Copy out all of the data below with no alterations.

[Collection entries]
-- BEGIN --

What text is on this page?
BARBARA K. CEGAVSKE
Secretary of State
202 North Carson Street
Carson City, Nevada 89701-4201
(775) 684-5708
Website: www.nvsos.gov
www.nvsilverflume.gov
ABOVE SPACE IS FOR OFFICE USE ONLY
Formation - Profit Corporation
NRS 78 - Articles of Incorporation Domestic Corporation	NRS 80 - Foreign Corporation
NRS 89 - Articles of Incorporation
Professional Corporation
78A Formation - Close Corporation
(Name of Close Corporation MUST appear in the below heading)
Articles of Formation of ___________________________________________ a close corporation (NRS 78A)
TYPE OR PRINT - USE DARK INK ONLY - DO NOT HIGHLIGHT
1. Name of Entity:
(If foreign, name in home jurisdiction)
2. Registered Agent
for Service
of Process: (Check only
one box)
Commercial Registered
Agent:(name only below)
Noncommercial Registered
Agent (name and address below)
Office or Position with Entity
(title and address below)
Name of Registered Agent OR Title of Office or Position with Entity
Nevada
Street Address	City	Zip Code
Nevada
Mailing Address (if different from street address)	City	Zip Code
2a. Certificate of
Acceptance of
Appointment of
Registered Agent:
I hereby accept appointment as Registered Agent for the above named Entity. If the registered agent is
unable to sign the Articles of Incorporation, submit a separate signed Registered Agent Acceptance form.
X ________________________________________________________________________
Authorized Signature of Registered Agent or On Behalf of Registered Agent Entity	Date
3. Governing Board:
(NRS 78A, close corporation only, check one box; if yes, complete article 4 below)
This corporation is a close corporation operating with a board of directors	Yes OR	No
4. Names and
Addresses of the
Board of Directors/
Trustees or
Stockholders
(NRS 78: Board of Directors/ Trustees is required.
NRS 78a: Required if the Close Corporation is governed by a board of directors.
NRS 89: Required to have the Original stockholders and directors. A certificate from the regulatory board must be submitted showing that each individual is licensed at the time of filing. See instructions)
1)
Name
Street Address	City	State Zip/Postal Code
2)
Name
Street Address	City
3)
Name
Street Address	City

-- END --

- RESPONSE:
What text is on this page?
BARBARA K. CEGAVSKE
Secretary of State
202 North Carson Street
Carson City, Nevada 89701-4201
(775) 684-5708
Website: www.nvsos.gov
www.nvsilverflume.gov
ABOVE SPACE IS FOR OFFICE USE ONLY
Formation - Profit Corporation
NRS 78 - Articles of Incorporation Domestic Corporation	NRS 80 - Foreign Corporation
NRS 89 - Articles of Incorporation
Professional Corporation
78A Formation - Close Corporation
(Name of Close Corporation MUST appear in the below heading)
Articles of Formation of ___________________________________________ a close corporation (NRS 78A)
TYPE OR PRINT - USE DARK INK ONLY - DO NOT HIGHLIGHT
1. Name of Entity:
(If foreign, name in home jurisdiction)
2. Registered Agent
for Service
of Process: (Check only
one box)
Commercial Registered
Agent:(name only below)
Noncommercial Registered
Agent (name and address below)
Office or Position with Entity
(title and address below)
Name of Registered Agent OR Title of Office or Position with Entity
Nevada
Street Address	City	Zip Code
Nevada
Mailing Address (if different from street address)	City	Zip Code
2a. Certificate of
Acceptance of
Appointment of
Registered Agent:
I hereby accept appointment as Registered Agent for the above named Entity. If the registered agent is
unable to sign the Articles of Incorporation, submit a separate signed Registered Agent Acceptance form.
X ________________________________________________________________________
Authorized Signature of Registered Agent or On Behalf of Registered Agent Entity	Date
3. Governing Board:
(NRS 78A, close corporation only, check one box; if yes, complete article 4 below)
This corporation is a close corporation operating with a board of directors	Yes OR	No
4. Names and
Addresses of the
Board of Directors/
Trustees or
Stockholders
(NRS 78: Board of Directors/ Trustees is required.
NRS 78a: Required if the Close Corporation is governed by a board of directors.
NRS 89: Required to have the Original stockholders and directors. A certificate from the regulatory board must be submitted showing that each individual is licensed at the time of filing. See instructions)
1)
Name
Street Address	City	State Zip/Postal Code
2)
Name
Street Address	City
3)
Name
Street Address	City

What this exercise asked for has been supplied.